## Data extract:

===

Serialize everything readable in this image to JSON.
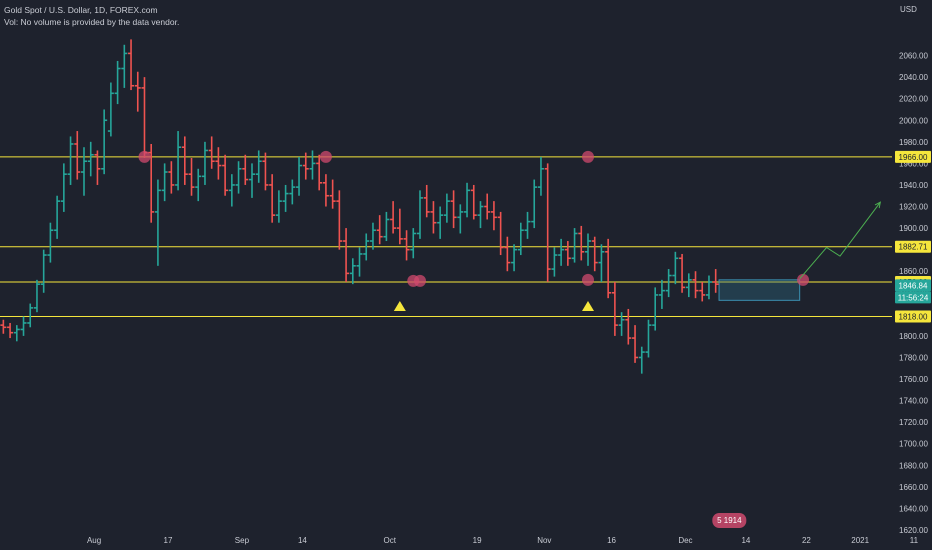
{
  "legend": {
    "title": "Gold Spot / U.S. Dollar, 1D, FOREX.com",
    "volume_note": "Vol: No volume is provided by the data vendor."
  },
  "axis_top": {
    "currency": "USD"
  },
  "colors": {
    "background": "#1e222d",
    "up": "#26a69a",
    "down": "#ef5350",
    "level_line": "#f5e63c",
    "marker_circle": "#d04a6e",
    "arrow": "#f5e63c",
    "projection": "#4caf50",
    "box": "#2f6f8a"
  },
  "chart_data": {
    "type": "ohlc",
    "symbol": "Gold Spot / U.S. Dollar",
    "interval": "1D",
    "ylim": [
      1620,
      2080
    ],
    "y_ticks": [
      1620,
      1640,
      1660,
      1680,
      1700,
      1720,
      1740,
      1760,
      1780,
      1800,
      1820,
      1840,
      1860,
      1880,
      1900,
      1920,
      1940,
      1960,
      1980,
      2000,
      2020,
      2040,
      2060
    ],
    "y_tick_labels": [
      "1620.00",
      "1640.00",
      "1660.00",
      "1680.00",
      "1700.00",
      "1720.00",
      "1740.00",
      "1760.00",
      "1780.00",
      "1800.00",
      "1820.00",
      "1840.00",
      "1860.00",
      "1880.00",
      "1900.00",
      "1920.00",
      "1940.00",
      "1960.00",
      "1980.00",
      "2000.00",
      "2020.00",
      "2040.00",
      "2060.00"
    ],
    "x_ticks": [
      {
        "label": "Aug",
        "day": 14
      },
      {
        "label": "17",
        "day": 25
      },
      {
        "label": "Sep",
        "day": 36
      },
      {
        "label": "14",
        "day": 45
      },
      {
        "label": "Oct",
        "day": 58
      },
      {
        "label": "19",
        "day": 71
      },
      {
        "label": "Nov",
        "day": 81
      },
      {
        "label": "16",
        "day": 91
      },
      {
        "label": "Dec",
        "day": 102
      },
      {
        "label": "14",
        "day": 111
      },
      {
        "label": "22",
        "day": 120
      },
      {
        "label": "2021",
        "day": 128
      },
      {
        "label": "11",
        "day": 136
      }
    ],
    "ohlc": [
      [
        1810,
        1815,
        1802,
        1808
      ],
      [
        1808,
        1812,
        1798,
        1803
      ],
      [
        1803,
        1810,
        1795,
        1806
      ],
      [
        1806,
        1818,
        1800,
        1812
      ],
      [
        1812,
        1830,
        1808,
        1826
      ],
      [
        1826,
        1852,
        1822,
        1848
      ],
      [
        1848,
        1880,
        1840,
        1875
      ],
      [
        1875,
        1905,
        1868,
        1898
      ],
      [
        1898,
        1930,
        1890,
        1925
      ],
      [
        1925,
        1960,
        1915,
        1950
      ],
      [
        1950,
        1985,
        1940,
        1978
      ],
      [
        1978,
        1990,
        1945,
        1952
      ],
      [
        1952,
        1975,
        1930,
        1962
      ],
      [
        1962,
        1980,
        1948,
        1968
      ],
      [
        1968,
        1972,
        1940,
        1955
      ],
      [
        1955,
        2010,
        1950,
        2000
      ],
      [
        1990,
        2035,
        1985,
        2025
      ],
      [
        2025,
        2055,
        2015,
        2048
      ],
      [
        2048,
        2070,
        2030,
        2062
      ],
      [
        2062,
        2075,
        2028,
        2032
      ],
      [
        2032,
        2045,
        2008,
        2030
      ],
      [
        2030,
        2040,
        1965,
        1970
      ],
      [
        1970,
        1978,
        1905,
        1915
      ],
      [
        1915,
        1945,
        1865,
        1935
      ],
      [
        1935,
        1960,
        1925,
        1952
      ],
      [
        1952,
        1962,
        1932,
        1940
      ],
      [
        1940,
        1990,
        1935,
        1975
      ],
      [
        1975,
        1985,
        1940,
        1950
      ],
      [
        1950,
        1965,
        1930,
        1938
      ],
      [
        1938,
        1955,
        1925,
        1948
      ],
      [
        1948,
        1980,
        1940,
        1972
      ],
      [
        1972,
        1985,
        1955,
        1962
      ],
      [
        1962,
        1975,
        1945,
        1958
      ],
      [
        1958,
        1968,
        1930,
        1935
      ],
      [
        1935,
        1950,
        1920,
        1940
      ],
      [
        1940,
        1962,
        1932,
        1955
      ],
      [
        1955,
        1968,
        1940,
        1945
      ],
      [
        1945,
        1960,
        1928,
        1950
      ],
      [
        1950,
        1972,
        1942,
        1962
      ],
      [
        1962,
        1970,
        1935,
        1940
      ],
      [
        1940,
        1950,
        1905,
        1912
      ],
      [
        1912,
        1935,
        1905,
        1925
      ],
      [
        1925,
        1940,
        1915,
        1932
      ],
      [
        1932,
        1945,
        1922,
        1938
      ],
      [
        1938,
        1966,
        1930,
        1958
      ],
      [
        1958,
        1970,
        1945,
        1955
      ],
      [
        1955,
        1972,
        1945,
        1960
      ],
      [
        1960,
        1968,
        1935,
        1942
      ],
      [
        1942,
        1950,
        1920,
        1930
      ],
      [
        1930,
        1945,
        1918,
        1925
      ],
      [
        1925,
        1935,
        1880,
        1888
      ],
      [
        1888,
        1900,
        1850,
        1858
      ],
      [
        1858,
        1872,
        1848,
        1865
      ],
      [
        1865,
        1882,
        1855,
        1876
      ],
      [
        1876,
        1895,
        1870,
        1888
      ],
      [
        1888,
        1905,
        1880,
        1898
      ],
      [
        1898,
        1912,
        1885,
        1892
      ],
      [
        1892,
        1915,
        1888,
        1908
      ],
      [
        1908,
        1925,
        1895,
        1900
      ],
      [
        1900,
        1918,
        1885,
        1890
      ],
      [
        1890,
        1898,
        1870,
        1880
      ],
      [
        1880,
        1900,
        1872,
        1895
      ],
      [
        1895,
        1935,
        1890,
        1928
      ],
      [
        1928,
        1940,
        1910,
        1915
      ],
      [
        1915,
        1925,
        1895,
        1905
      ],
      [
        1905,
        1920,
        1890,
        1912
      ],
      [
        1912,
        1932,
        1905,
        1925
      ],
      [
        1925,
        1935,
        1900,
        1910
      ],
      [
        1910,
        1922,
        1895,
        1915
      ],
      [
        1915,
        1942,
        1910,
        1935
      ],
      [
        1935,
        1940,
        1908,
        1912
      ],
      [
        1912,
        1925,
        1900,
        1920
      ],
      [
        1920,
        1932,
        1908,
        1915
      ],
      [
        1915,
        1925,
        1898,
        1910
      ],
      [
        1910,
        1915,
        1875,
        1882
      ],
      [
        1882,
        1892,
        1860,
        1868
      ],
      [
        1868,
        1885,
        1860,
        1880
      ],
      [
        1880,
        1905,
        1875,
        1898
      ],
      [
        1898,
        1915,
        1890,
        1906
      ],
      [
        1906,
        1945,
        1900,
        1938
      ],
      [
        1938,
        1966,
        1930,
        1955
      ],
      [
        1955,
        1960,
        1850,
        1862
      ],
      [
        1862,
        1882,
        1855,
        1875
      ],
      [
        1875,
        1890,
        1865,
        1880
      ],
      [
        1880,
        1888,
        1865,
        1872
      ],
      [
        1872,
        1900,
        1868,
        1895
      ],
      [
        1895,
        1902,
        1870,
        1878
      ],
      [
        1878,
        1895,
        1865,
        1888
      ],
      [
        1888,
        1892,
        1860,
        1868
      ],
      [
        1868,
        1885,
        1850,
        1878
      ],
      [
        1878,
        1890,
        1835,
        1840
      ],
      [
        1840,
        1850,
        1800,
        1810
      ],
      [
        1810,
        1822,
        1800,
        1815
      ],
      [
        1815,
        1825,
        1792,
        1798
      ],
      [
        1798,
        1810,
        1775,
        1780
      ],
      [
        1780,
        1790,
        1765,
        1785
      ],
      [
        1785,
        1815,
        1780,
        1810
      ],
      [
        1810,
        1845,
        1805,
        1838
      ],
      [
        1838,
        1852,
        1825,
        1842
      ],
      [
        1842,
        1862,
        1836,
        1856
      ],
      [
        1856,
        1878,
        1848,
        1872
      ],
      [
        1872,
        1876,
        1840,
        1845
      ],
      [
        1845,
        1858,
        1836,
        1852
      ],
      [
        1852,
        1860,
        1835,
        1842
      ],
      [
        1842,
        1850,
        1832,
        1838
      ],
      [
        1838,
        1856,
        1834,
        1850
      ],
      [
        1850,
        1862,
        1840,
        1848
      ]
    ],
    "levels": [
      1966.0,
      1882.71,
      1850.0,
      1818.0
    ],
    "level_labels": [
      "1966.00",
      "1882.71",
      "1850.00",
      "1818.00"
    ],
    "current_price": 1846.84,
    "current_price_label": "1846.84",
    "countdown": "11:56:24",
    "markers_circle": [
      {
        "day": 21,
        "price": 1966
      },
      {
        "day": 48,
        "price": 1966
      },
      {
        "day": 61,
        "price": 1851
      },
      {
        "day": 62,
        "price": 1851
      },
      {
        "day": 87,
        "price": 1966
      },
      {
        "day": 87,
        "price": 1852
      },
      {
        "day": 119,
        "price": 1852
      }
    ],
    "markers_arrow": [
      {
        "day": 59,
        "price": 1838
      },
      {
        "day": 87,
        "price": 1838
      }
    ],
    "consolidation_box": {
      "day_start": 107,
      "day_end": 119,
      "price_top": 1852,
      "price_bottom": 1833
    },
    "projection": [
      {
        "day": 119,
        "price": 1853
      },
      {
        "day": 123,
        "price": 1882
      },
      {
        "day": 125,
        "price": 1874
      },
      {
        "day": 131,
        "price": 1924
      }
    ],
    "session_badge": "5 1914"
  }
}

===

## Written request:
From the entries, copy out each line containing the word "Dollar".

## Task result:
    "title": "Gold Spot / U.S. Dollar, 1D, FOREX.com",
    "symbol": "Gold Spot / U.S. Dollar",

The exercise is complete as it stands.